* _WHAT TO DO_
1. Answer these questions from the Per Aunet biography:
(a) During which years did Per Aunet serve in the Norwegian Parliament for Nord-Trøndelag?
(b) Which university did he attend?
(c) At which institution is he an associate professor in biology?
2. Continue the Per Aunet biography, starting after its last sentence.

* _SUPPLIED PASSAGE_
━━━━━━━━━━━━━━━━━━━━━━━━━━━━━━

Member of the Norwegian Parliament for Nord-Trøndelag
- In office 1989–1993

Personal details
- Born: 14 April 1940 (age 86) Stjørdal Municipality, Norway
- Party: Socialist Left Party
- Education: University of Bergen
- Occupation: Associate Professor
- Profession: Biologist

= Per Aunet =

Norwegian politician (born 1940)

Per Aunet (born 14 April 1940, in Stjørdal Municipality) is a Norwegian politician for the Socialist Left Party, an environmentalist in the Norwegian Society for the Conservation of Nature (NNV) and an associate professor in biology at Nord-Trøndelag University College.

━━━━━━━━━━━━━━━━━━━━━━━━━━━━━━

* _EXERCISE DATA_
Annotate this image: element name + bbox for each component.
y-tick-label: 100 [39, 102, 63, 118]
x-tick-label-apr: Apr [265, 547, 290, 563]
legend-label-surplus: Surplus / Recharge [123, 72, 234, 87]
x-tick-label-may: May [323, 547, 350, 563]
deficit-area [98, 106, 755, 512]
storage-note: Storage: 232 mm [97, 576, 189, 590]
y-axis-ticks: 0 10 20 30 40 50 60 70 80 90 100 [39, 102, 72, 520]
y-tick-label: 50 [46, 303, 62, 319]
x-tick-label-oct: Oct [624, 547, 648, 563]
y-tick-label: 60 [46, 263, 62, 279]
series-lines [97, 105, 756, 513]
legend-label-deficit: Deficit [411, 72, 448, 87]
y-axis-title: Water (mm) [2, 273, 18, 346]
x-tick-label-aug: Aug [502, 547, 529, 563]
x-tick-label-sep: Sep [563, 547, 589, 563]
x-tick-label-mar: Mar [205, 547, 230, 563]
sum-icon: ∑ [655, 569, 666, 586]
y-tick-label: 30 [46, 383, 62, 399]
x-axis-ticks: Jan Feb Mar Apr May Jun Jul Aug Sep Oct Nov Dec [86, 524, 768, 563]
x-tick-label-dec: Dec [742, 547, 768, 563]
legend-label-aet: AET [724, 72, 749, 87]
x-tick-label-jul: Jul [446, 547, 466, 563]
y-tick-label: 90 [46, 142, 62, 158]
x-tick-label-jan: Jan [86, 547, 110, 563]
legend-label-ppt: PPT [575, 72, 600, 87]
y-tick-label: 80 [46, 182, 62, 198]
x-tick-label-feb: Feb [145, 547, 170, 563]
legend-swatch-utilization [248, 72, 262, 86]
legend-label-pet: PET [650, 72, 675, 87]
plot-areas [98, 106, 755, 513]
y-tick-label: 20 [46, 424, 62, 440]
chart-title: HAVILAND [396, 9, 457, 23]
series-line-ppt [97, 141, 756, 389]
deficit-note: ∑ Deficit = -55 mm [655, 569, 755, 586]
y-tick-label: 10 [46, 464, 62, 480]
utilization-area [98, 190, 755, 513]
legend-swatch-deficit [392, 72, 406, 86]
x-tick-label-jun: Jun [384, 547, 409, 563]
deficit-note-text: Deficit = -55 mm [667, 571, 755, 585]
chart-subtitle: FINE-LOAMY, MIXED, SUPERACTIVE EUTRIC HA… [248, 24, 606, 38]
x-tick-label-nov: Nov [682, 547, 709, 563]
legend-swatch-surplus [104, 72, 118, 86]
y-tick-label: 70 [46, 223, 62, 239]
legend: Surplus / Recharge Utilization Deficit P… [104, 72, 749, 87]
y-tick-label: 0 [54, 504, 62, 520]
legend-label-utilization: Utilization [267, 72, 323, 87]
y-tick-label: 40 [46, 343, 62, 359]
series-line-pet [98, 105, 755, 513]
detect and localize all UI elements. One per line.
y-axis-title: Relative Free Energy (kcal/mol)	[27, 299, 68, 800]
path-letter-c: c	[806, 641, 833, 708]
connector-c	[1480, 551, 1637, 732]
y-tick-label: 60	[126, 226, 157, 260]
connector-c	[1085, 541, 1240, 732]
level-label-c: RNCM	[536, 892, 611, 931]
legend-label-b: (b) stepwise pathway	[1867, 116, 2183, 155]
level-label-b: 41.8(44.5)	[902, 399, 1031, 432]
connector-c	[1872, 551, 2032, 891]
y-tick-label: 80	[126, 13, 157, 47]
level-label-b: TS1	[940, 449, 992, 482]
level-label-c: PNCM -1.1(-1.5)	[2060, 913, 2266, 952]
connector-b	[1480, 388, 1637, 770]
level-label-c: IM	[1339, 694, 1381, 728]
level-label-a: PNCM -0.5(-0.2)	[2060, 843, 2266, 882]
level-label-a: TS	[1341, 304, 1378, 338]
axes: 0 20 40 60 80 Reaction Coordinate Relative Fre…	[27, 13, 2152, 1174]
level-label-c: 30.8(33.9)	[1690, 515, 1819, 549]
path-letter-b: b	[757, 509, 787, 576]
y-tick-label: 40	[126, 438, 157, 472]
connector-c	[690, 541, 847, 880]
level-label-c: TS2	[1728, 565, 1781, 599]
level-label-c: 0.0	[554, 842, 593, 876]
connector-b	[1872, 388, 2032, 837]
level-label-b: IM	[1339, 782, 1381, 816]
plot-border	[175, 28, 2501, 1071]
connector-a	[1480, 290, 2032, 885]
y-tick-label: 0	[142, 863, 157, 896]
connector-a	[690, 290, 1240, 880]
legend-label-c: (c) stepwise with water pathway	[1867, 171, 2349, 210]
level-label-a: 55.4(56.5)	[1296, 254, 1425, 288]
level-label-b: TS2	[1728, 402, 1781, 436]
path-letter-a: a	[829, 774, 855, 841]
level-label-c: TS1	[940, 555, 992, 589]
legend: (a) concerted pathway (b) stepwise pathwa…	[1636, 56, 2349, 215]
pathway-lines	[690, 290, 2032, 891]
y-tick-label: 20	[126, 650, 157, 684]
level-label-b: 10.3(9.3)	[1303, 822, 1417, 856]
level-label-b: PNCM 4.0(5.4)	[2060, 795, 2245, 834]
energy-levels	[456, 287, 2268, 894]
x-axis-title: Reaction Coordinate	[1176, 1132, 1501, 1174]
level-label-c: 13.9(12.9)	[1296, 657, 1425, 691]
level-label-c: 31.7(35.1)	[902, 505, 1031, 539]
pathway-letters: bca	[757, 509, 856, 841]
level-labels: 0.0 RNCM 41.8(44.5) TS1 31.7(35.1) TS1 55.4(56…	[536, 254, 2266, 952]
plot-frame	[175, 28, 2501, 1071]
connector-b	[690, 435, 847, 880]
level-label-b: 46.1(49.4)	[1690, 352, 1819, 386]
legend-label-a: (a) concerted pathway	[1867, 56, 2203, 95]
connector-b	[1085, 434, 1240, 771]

━━━━━━━━━━━━━━━━━━━━━━━━━━━━━━

* _SET OF ANSWERS_
1.
(a) 1989–1993
(b) University of Bergen
(c) Nord-Trøndelag University College

2.
== History ==
He was elected to the Norwegian Parliament from Nord-Trøndelag in 1989, but was not re-elected in 1993. Aunet was a member of the municipal council for Levanger Municipality in the periods 1975-1979, 1979-1983, 1987-1989 and 1995-1999. He chaired the local party chapter from 1984 to 1987 and from 1997 to 1999. He was deputy chairman of NNV from 1995 to 1997.

In his younger days, he was an athlete who specialized in the 400 metres hurdles. He won silver medals at the Norwegian championships in 1962 and 1968, representing the clubs IL Stjørdals-Blink and Tingvoll IL. His career-best time was 53.1 seconds, achieved in August 1968 at Bislett stadion.